══ Input rows
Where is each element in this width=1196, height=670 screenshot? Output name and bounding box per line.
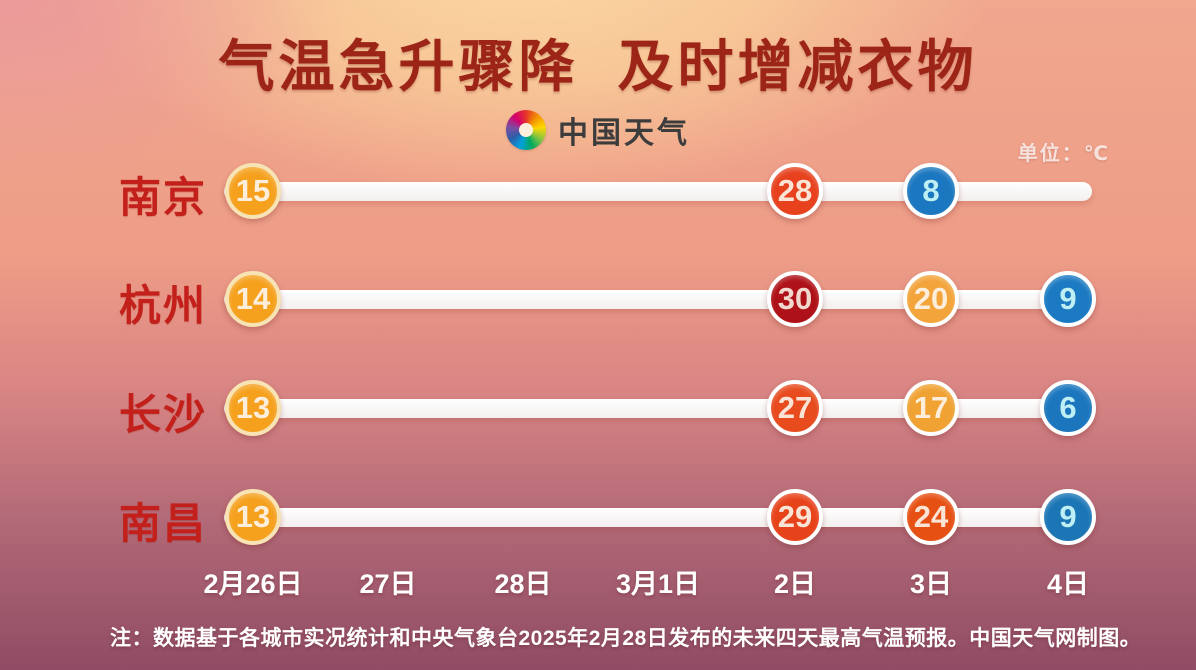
date-tick-label: 2月26日	[203, 569, 303, 599]
footnote: 注：数据基于各城市实况统计和中央气象台2025年2月28日发布的未来四天最高气温…	[110, 627, 1142, 650]
china-weather-logo-text: 中国天气	[558, 117, 690, 150]
temperature-badge: 24	[903, 489, 959, 545]
city-label: 杭州	[118, 282, 207, 329]
date-tick-label: 4日	[1046, 569, 1090, 599]
temperature-badge: 15	[225, 163, 281, 219]
temperature-badge: 13	[225, 489, 281, 545]
temperature-badge: 30	[767, 271, 823, 327]
temperature-badge: 17	[903, 380, 959, 436]
timeline-bar	[224, 399, 1092, 418]
page-title: 气温急升骤降 及时增减衣物	[218, 35, 978, 98]
unit-label: 单位：℃	[1017, 143, 1110, 165]
temperature-badge: 27	[767, 380, 823, 436]
temperature-badge: 14	[225, 271, 281, 327]
date-tick-label: 28日	[494, 569, 552, 599]
china-weather-pinwheel-icon	[506, 110, 546, 150]
date-tick-label: 3日	[909, 569, 953, 599]
timeline-bar	[224, 182, 1092, 201]
city-label: 南昌	[118, 500, 207, 547]
temperature-badge: 9	[1040, 271, 1096, 327]
temperature-badge: 8	[903, 163, 959, 219]
city-label: 长沙	[118, 391, 207, 438]
temperature-badge: 13	[225, 380, 281, 436]
temperature-badge: 29	[767, 489, 823, 545]
temperature-badge: 20	[903, 271, 959, 327]
temperature-badge: 9	[1040, 489, 1096, 545]
timeline-bar	[224, 508, 1092, 527]
timeline-bar	[224, 290, 1092, 309]
city-label: 南京	[118, 174, 207, 221]
temperature-badge: 28	[767, 163, 823, 219]
temperature-badge: 6	[1040, 380, 1096, 436]
date-tick-label: 3月1日	[615, 569, 701, 599]
china-weather-logo: 中国天气	[0, 108, 1196, 152]
date-tick-label: 27日	[359, 569, 417, 599]
date-tick-label: 2日	[773, 569, 817, 599]
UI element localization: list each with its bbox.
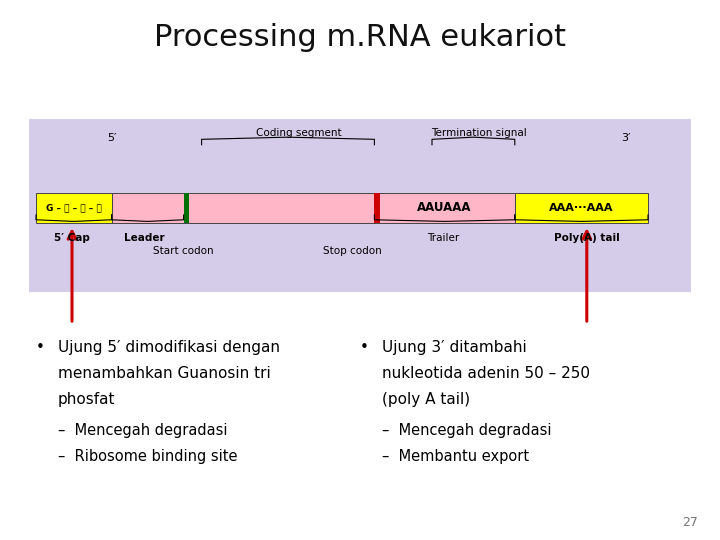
Text: Coding segment: Coding segment bbox=[256, 127, 341, 138]
FancyBboxPatch shape bbox=[374, 193, 380, 222]
FancyBboxPatch shape bbox=[29, 119, 691, 292]
Text: –  Mencegah degradasi: – Mencegah degradasi bbox=[382, 423, 551, 438]
Text: (poly A tail): (poly A tail) bbox=[382, 392, 469, 407]
Text: –  Membantu export: – Membantu export bbox=[382, 449, 528, 464]
Text: G – ⓟ – ⓟ – ⓟ: G – ⓟ – ⓟ – ⓟ bbox=[46, 204, 102, 212]
Text: •: • bbox=[360, 340, 369, 355]
Text: menambahkan Guanosin tri: menambahkan Guanosin tri bbox=[58, 366, 270, 381]
Text: –  Mencegah degradasi: – Mencegah degradasi bbox=[58, 423, 227, 438]
FancyBboxPatch shape bbox=[184, 193, 189, 222]
Text: 27: 27 bbox=[683, 516, 698, 529]
Text: 5′ Cap: 5′ Cap bbox=[54, 233, 90, 244]
Text: phosfat: phosfat bbox=[58, 392, 115, 407]
Text: Ujung 5′ dimodifikasi dengan: Ujung 5′ dimodifikasi dengan bbox=[58, 340, 279, 355]
Text: •: • bbox=[36, 340, 45, 355]
Text: Termination signal: Termination signal bbox=[431, 127, 526, 138]
Text: Poly(A) tail: Poly(A) tail bbox=[554, 233, 620, 244]
Text: 3′: 3′ bbox=[621, 133, 631, 143]
Text: AAA···AAA: AAA···AAA bbox=[549, 203, 613, 213]
Text: nukleotida adenin 50 – 250: nukleotida adenin 50 – 250 bbox=[382, 366, 590, 381]
FancyBboxPatch shape bbox=[184, 193, 374, 222]
Text: 5′: 5′ bbox=[107, 133, 117, 143]
Text: AAUAAA: AAUAAA bbox=[418, 201, 472, 214]
Text: –  Ribosome binding site: – Ribosome binding site bbox=[58, 449, 237, 464]
Text: Stop codon: Stop codon bbox=[323, 246, 382, 256]
FancyBboxPatch shape bbox=[36, 193, 112, 222]
FancyBboxPatch shape bbox=[374, 193, 515, 222]
FancyBboxPatch shape bbox=[112, 193, 184, 222]
Text: Start codon: Start codon bbox=[153, 246, 214, 256]
Text: Ujung 3′ ditambahi: Ujung 3′ ditambahi bbox=[382, 340, 526, 355]
FancyBboxPatch shape bbox=[515, 193, 648, 222]
Text: Leader: Leader bbox=[124, 233, 164, 244]
Text: Trailer: Trailer bbox=[427, 233, 459, 244]
Text: Processing m.RNA eukariot: Processing m.RNA eukariot bbox=[154, 23, 566, 52]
════
Objective >> How many lines of the material above contain the string "codon", with case taken into account? Reply with only the number.

Full solution >> 2